• _TASK TO CARRY OUT_
Transcribe all the entries word for word, skipping the pictures.

• _RECORDS FOR THIS EXERCISE_

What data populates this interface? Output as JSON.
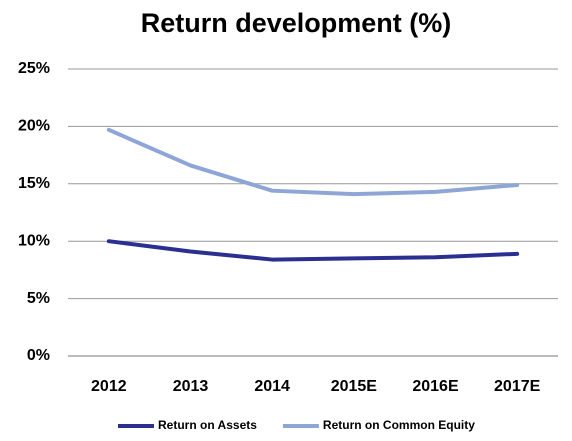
{
  "chart_data": {
    "type": "line",
    "title": "Return development (%)",
    "categories": [
      "2012",
      "2013",
      "2014",
      "2015E",
      "2016E",
      "2017E"
    ],
    "series": [
      {
        "name": "Return on Assets",
        "color": "#2b2f8f",
        "values": [
          10.0,
          9.1,
          8.4,
          8.5,
          8.6,
          8.9
        ]
      },
      {
        "name": "Return on Common Equity",
        "color": "#8ea6d6",
        "values": [
          19.7,
          16.6,
          14.4,
          14.1,
          14.3,
          14.9
        ]
      }
    ],
    "ylim": [
      0,
      25
    ],
    "yticks": [
      {
        "value": 0,
        "label": "0%"
      },
      {
        "value": 5,
        "label": "5%"
      },
      {
        "value": 10,
        "label": "10%"
      },
      {
        "value": 15,
        "label": "15%"
      },
      {
        "value": 20,
        "label": "20%"
      },
      {
        "value": 25,
        "label": "25%"
      }
    ],
    "grid": true,
    "legend": "bottom"
  }
}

• _RIGHT ANSWER_
What data populates this interface? Output as JSON.
{
  "chart_data": {
    "type": "line",
    "title": "Return development (%)",
    "categories": [
      "2012",
      "2013",
      "2014",
      "2015E",
      "2016E",
      "2017E"
    ],
    "series": [
      {
        "name": "Return on Assets",
        "color": "#2b2f8f",
        "values": [
          10.0,
          9.1,
          8.4,
          8.5,
          8.6,
          8.9
        ]
      },
      {
        "name": "Return on Common Equity",
        "color": "#8ea6d6",
        "values": [
          19.7,
          16.6,
          14.4,
          14.1,
          14.3,
          14.9
        ]
      }
    ],
    "ylim": [
      0,
      25
    ],
    "yticks": [
      {
        "value": 0,
        "label": "0%"
      },
      {
        "value": 5,
        "label": "5%"
      },
      {
        "value": 10,
        "label": "10%"
      },
      {
        "value": 15,
        "label": "15%"
      },
      {
        "value": 20,
        "label": "20%"
      },
      {
        "value": 25,
        "label": "25%"
      }
    ],
    "grid": true,
    "legend": "bottom"
  }
}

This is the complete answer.